Written instruction -> Copy all the entries word for word, but omit the pictures.

(Saved data entries)
----------

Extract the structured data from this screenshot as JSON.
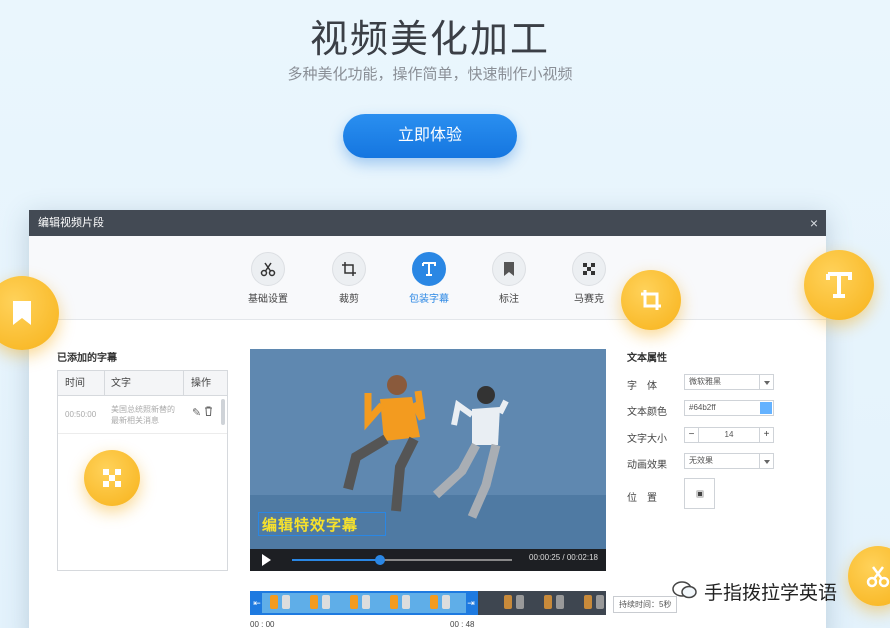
{
  "hero": {
    "title": "视频美化加工",
    "subtitle": "多种美化功能，操作简单，快速制作小视频",
    "cta": "立即体验"
  },
  "editor": {
    "title": "编辑视频片段",
    "close": "×",
    "tools": [
      {
        "label": "基础设置",
        "icon": "scissors-icon"
      },
      {
        "label": "裁剪",
        "icon": "crop-icon"
      },
      {
        "label": "包装字幕",
        "icon": "text-icon",
        "active": true
      },
      {
        "label": "标注",
        "icon": "bookmark-icon"
      },
      {
        "label": "马赛克",
        "icon": "mosaic-icon"
      }
    ],
    "subtitles_panel": {
      "title": "已添加的字幕",
      "columns": [
        "时间",
        "文字",
        "操作"
      ],
      "rows": [
        {
          "time": "00:50:00",
          "text": "美国总统照新替的最新相关消息"
        }
      ]
    },
    "video": {
      "overlay_text": "编辑特效字幕",
      "time": "00:00:25 / 00:02:18",
      "progress": 0.4
    },
    "properties": {
      "title": "文本属性",
      "font_label": "字　体",
      "font_value": "微软雅黑",
      "color_label": "文本颜色",
      "color_value": "#64b2ff",
      "size_label": "文字大小",
      "size_value": "14",
      "size_minus": "−",
      "size_plus": "+",
      "anim_label": "动画效果",
      "anim_value": "无效果",
      "position_label": "位　置"
    },
    "timeline": {
      "start": "00 : 00",
      "mid": "00 : 48",
      "duration": "持续时间：5秒"
    }
  },
  "watermark": "手指拨拉学英语",
  "colors": {
    "accent": "#2a87e4",
    "badge": "#f7b21a",
    "titlebar": "#434a54"
  }
}
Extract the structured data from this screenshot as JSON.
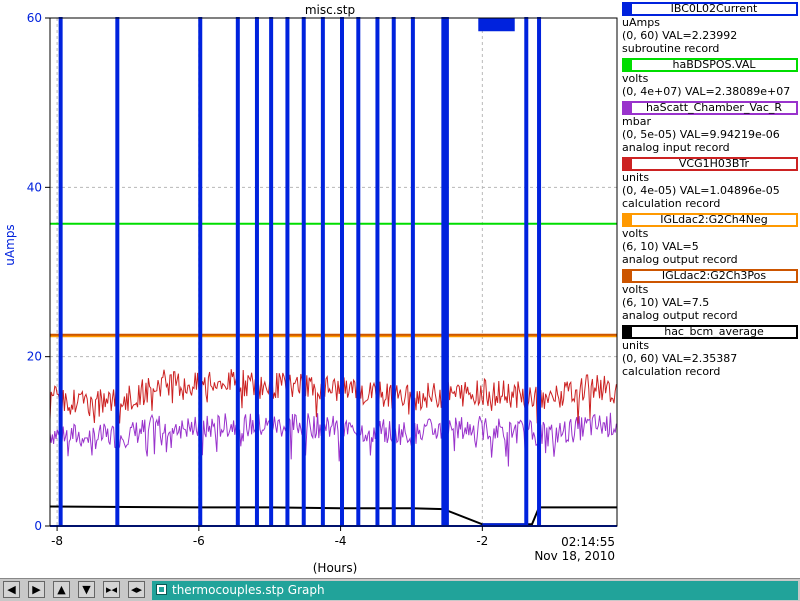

----------

Task output ->
Extract the structured data from this screenshot as JSON.
{
  "hero": {
    "title": "视频美化加工",
    "subtitle": "多种美化功能，操作简单，快速制作小视频",
    "cta": "立即体验"
  },
  "editor": {
    "title": "编辑视频片段",
    "close": "×",
    "tools": [
      {
        "label": "基础设置",
        "icon": "scissors-icon"
      },
      {
        "label": "裁剪",
        "icon": "crop-icon"
      },
      {
        "label": "包装字幕",
        "icon": "text-icon",
        "active": true
      },
      {
        "label": "标注",
        "icon": "bookmark-icon"
      },
      {
        "label": "马赛克",
        "icon": "mosaic-icon"
      }
    ],
    "subtitles_panel": {
      "title": "已添加的字幕",
      "columns": [
        "时间",
        "文字",
        "操作"
      ],
      "rows": [
        {
          "time": "00:50:00",
          "text": "美国总统照新替的最新相关消息"
        }
      ]
    },
    "video": {
      "overlay_text": "编辑特效字幕",
      "time": "00:00:25 / 00:02:18",
      "progress": 0.4
    },
    "properties": {
      "title": "文本属性",
      "font_label": "字　体",
      "font_value": "微软雅黑",
      "color_label": "文本颜色",
      "color_value": "#64b2ff",
      "size_label": "文字大小",
      "size_value": "14",
      "size_minus": "−",
      "size_plus": "+",
      "anim_label": "动画效果",
      "anim_value": "无效果",
      "position_label": "位　置"
    },
    "timeline": {
      "start": "00 : 00",
      "mid": "00 : 48",
      "duration": "持续时间：5秒"
    }
  },
  "watermark": "手指拨拉学英语",
  "colors": {
    "accent": "#2a87e4",
    "badge": "#f7b21a",
    "titlebar": "#434a54"
  }
}
Extract the structured data from this screenshot as JSON.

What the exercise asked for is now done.